→ DIRECTIONS FOR THIS TASK
Return the number of lines that include the string "dash", without any other text.

→ EXTRACTED DATA

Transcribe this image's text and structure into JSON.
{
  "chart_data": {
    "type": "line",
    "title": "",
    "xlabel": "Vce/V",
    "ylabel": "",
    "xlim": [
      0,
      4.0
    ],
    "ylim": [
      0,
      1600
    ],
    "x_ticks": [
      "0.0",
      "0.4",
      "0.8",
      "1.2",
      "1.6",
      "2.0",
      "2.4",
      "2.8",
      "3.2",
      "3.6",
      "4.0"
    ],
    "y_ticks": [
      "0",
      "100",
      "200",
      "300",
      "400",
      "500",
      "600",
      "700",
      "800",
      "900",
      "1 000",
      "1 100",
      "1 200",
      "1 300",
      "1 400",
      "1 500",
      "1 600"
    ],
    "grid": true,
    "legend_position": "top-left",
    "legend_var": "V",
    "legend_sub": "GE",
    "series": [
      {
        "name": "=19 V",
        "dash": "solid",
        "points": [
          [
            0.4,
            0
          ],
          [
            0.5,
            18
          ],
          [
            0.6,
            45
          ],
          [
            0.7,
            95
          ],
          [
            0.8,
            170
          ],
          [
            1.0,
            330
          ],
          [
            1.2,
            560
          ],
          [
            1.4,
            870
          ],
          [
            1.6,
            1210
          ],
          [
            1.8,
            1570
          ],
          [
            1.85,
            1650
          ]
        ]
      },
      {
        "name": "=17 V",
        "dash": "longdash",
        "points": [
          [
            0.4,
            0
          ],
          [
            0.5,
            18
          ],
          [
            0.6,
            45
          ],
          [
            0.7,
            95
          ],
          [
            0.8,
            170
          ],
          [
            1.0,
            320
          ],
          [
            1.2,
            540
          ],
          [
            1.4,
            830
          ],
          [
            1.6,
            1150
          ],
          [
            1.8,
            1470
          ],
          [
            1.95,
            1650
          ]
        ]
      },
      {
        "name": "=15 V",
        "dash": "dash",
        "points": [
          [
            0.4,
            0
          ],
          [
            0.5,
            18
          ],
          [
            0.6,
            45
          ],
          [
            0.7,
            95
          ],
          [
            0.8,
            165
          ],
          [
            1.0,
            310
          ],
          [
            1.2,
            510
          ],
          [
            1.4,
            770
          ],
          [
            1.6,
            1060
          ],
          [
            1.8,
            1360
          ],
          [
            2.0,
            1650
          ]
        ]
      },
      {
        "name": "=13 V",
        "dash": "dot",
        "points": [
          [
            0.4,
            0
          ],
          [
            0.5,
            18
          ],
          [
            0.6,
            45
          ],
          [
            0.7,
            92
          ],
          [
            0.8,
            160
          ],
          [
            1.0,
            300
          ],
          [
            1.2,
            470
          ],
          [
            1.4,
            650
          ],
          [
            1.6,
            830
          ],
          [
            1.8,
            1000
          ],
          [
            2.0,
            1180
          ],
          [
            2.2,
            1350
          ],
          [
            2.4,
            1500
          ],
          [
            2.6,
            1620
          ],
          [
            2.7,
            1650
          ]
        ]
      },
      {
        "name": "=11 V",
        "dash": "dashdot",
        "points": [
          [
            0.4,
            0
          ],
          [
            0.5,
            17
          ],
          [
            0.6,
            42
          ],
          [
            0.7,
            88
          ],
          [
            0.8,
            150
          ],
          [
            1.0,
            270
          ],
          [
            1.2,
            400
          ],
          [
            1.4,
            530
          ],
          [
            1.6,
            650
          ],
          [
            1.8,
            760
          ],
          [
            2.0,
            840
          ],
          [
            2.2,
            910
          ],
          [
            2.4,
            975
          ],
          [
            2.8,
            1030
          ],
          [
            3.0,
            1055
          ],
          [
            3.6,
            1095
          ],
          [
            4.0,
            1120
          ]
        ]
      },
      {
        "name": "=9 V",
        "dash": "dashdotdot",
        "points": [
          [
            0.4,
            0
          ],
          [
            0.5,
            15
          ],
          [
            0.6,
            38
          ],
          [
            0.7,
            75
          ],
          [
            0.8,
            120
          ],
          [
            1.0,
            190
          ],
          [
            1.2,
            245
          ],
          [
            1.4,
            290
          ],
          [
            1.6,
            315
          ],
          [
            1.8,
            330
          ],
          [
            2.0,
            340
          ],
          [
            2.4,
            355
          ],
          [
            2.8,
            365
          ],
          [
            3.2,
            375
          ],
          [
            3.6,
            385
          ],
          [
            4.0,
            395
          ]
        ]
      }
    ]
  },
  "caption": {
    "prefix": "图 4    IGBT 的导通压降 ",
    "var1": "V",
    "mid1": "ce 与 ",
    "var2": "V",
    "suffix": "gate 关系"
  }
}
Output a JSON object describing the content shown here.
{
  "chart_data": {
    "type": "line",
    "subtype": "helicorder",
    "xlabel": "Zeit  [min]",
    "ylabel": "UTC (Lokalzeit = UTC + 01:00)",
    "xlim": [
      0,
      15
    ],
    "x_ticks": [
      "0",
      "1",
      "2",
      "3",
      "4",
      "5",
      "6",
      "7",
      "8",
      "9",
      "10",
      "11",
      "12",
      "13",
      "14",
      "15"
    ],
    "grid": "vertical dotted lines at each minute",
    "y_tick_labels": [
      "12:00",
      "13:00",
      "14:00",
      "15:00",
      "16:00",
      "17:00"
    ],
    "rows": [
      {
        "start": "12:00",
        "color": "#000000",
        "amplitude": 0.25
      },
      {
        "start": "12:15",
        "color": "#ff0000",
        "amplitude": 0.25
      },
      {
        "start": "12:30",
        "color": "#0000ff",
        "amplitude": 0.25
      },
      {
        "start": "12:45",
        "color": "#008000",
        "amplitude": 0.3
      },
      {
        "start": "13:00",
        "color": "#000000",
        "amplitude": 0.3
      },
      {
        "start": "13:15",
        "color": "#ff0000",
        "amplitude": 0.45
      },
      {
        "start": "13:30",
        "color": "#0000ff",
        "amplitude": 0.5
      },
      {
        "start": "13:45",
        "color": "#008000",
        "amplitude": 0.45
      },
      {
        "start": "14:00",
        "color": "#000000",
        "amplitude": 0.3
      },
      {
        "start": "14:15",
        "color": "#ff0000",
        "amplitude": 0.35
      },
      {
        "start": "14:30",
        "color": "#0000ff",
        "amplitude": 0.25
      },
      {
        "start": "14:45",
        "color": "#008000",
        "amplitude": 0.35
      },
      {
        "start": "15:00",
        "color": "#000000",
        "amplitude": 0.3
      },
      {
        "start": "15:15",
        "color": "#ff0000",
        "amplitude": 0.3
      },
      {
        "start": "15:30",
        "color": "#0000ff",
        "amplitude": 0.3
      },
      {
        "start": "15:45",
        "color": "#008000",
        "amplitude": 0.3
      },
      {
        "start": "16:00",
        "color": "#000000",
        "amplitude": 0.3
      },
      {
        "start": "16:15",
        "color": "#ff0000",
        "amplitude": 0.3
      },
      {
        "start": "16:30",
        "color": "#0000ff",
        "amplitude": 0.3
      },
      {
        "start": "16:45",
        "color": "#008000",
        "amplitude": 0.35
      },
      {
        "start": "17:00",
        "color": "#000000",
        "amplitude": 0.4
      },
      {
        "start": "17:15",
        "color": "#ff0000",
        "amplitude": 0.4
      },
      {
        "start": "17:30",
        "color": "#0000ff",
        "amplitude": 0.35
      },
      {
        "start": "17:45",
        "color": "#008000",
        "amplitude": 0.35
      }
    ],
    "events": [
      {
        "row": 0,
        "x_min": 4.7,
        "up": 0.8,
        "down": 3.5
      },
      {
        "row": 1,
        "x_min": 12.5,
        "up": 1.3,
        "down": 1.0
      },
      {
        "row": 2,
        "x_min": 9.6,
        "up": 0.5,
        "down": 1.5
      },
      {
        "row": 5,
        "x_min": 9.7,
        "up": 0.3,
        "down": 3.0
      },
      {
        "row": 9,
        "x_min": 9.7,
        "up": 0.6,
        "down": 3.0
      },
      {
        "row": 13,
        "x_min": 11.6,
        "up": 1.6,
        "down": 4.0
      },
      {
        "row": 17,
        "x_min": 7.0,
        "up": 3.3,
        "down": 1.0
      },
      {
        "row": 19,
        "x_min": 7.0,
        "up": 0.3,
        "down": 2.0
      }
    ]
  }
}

→ RESULT OF THIS EXERCISE
6